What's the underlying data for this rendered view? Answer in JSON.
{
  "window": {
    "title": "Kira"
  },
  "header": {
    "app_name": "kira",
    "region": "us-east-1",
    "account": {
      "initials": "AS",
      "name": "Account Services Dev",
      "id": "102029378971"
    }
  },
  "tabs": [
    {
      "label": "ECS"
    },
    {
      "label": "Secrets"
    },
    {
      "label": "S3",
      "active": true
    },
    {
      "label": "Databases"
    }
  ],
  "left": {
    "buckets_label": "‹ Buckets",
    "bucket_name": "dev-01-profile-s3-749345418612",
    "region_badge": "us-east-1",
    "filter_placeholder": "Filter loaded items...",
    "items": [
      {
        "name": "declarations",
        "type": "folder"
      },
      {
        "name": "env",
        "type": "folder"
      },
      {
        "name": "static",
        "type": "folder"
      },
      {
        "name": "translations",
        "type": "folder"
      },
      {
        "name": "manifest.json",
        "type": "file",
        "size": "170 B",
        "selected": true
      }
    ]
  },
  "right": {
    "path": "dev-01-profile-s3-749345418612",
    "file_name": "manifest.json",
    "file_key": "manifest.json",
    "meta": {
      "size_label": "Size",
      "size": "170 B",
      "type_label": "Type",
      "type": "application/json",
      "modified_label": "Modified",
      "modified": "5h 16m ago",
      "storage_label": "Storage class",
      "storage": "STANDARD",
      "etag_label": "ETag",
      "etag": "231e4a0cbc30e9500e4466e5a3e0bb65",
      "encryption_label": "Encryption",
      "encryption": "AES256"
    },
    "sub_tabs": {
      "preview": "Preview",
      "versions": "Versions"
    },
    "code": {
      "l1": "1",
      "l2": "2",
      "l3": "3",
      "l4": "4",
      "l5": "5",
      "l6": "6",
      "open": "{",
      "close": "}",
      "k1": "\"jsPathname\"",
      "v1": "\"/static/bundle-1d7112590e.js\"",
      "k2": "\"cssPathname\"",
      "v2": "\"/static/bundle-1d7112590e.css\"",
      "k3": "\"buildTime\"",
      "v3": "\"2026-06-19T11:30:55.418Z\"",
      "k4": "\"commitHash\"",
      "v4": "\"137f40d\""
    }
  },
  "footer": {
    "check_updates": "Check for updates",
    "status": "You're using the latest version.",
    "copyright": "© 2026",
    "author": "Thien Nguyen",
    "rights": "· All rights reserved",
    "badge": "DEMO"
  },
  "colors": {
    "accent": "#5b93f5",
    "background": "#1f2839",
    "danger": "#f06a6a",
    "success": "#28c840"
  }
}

# # # # #

Return all the data exactly as given.

*RESPONSE FOR THIS EXERCISE*
What's the underlying data for this rendered view? Answer in JSON.
{
  "window": {
    "title": "Kira"
  },
  "header": {
    "app_name": "kira",
    "region": "us-east-1",
    "account": {
      "initials": "AS",
      "name": "Account Services Dev",
      "id": "102029378971"
    }
  },
  "tabs": [
    {
      "label": "ECS"
    },
    {
      "label": "Secrets"
    },
    {
      "label": "S3",
      "active": true
    },
    {
      "label": "Databases"
    }
  ],
  "left": {
    "buckets_label": "‹ Buckets",
    "bucket_name": "dev-01-profile-s3-749345418612",
    "region_badge": "us-east-1",
    "filter_placeholder": "Filter loaded items...",
    "items": [
      {
        "name": "declarations",
        "type": "folder"
      },
      {
        "name": "env",
        "type": "folder"
      },
      {
        "name": "static",
        "type": "folder"
      },
      {
        "name": "translations",
        "type": "folder"
      },
      {
        "name": "manifest.json",
        "type": "file",
        "size": "170 B",
        "selected": true
      }
    ]
  },
  "right": {
    "path": "dev-01-profile-s3-749345418612",
    "file_name": "manifest.json",
    "file_key": "manifest.json",
    "meta": {
      "size_label": "Size",
      "size": "170 B",
      "type_label": "Type",
      "type": "application/json",
      "modified_label": "Modified",
      "modified": "5h 16m ago",
      "storage_label": "Storage class",
      "storage": "STANDARD",
      "etag_label": "ETag",
      "etag": "231e4a0cbc30e9500e4466e5a3e0bb65",
      "encryption_label": "Encryption",
      "encryption": "AES256"
    },
    "sub_tabs": {
      "preview": "Preview",
      "versions": "Versions"
    },
    "code": {
      "l1": "1",
      "l2": "2",
      "l3": "3",
      "l4": "4",
      "l5": "5",
      "l6": "6",
      "open": "{",
      "close": "}",
      "k1": "\"jsPathname\"",
      "v1": "\"/static/bundle-1d7112590e.js\"",
      "k2": "\"cssPathname\"",
      "v2": "\"/static/bundle-1d7112590e.css\"",
      "k3": "\"buildTime\"",
      "v3": "\"2026-06-19T11:30:55.418Z\"",
      "k4": "\"commitHash\"",
      "v4": "\"137f40d\""
    }
  },
  "footer": {
    "check_updates": "Check for updates",
    "status": "You're using the latest version.",
    "copyright": "© 2026",
    "author": "Thien Nguyen",
    "rights": "· All rights reserved",
    "badge": "DEMO"
  },
  "colors": {
    "accent": "#5b93f5",
    "background": "#1f2839",
    "danger": "#f06a6a",
    "success": "#28c840"
  }
}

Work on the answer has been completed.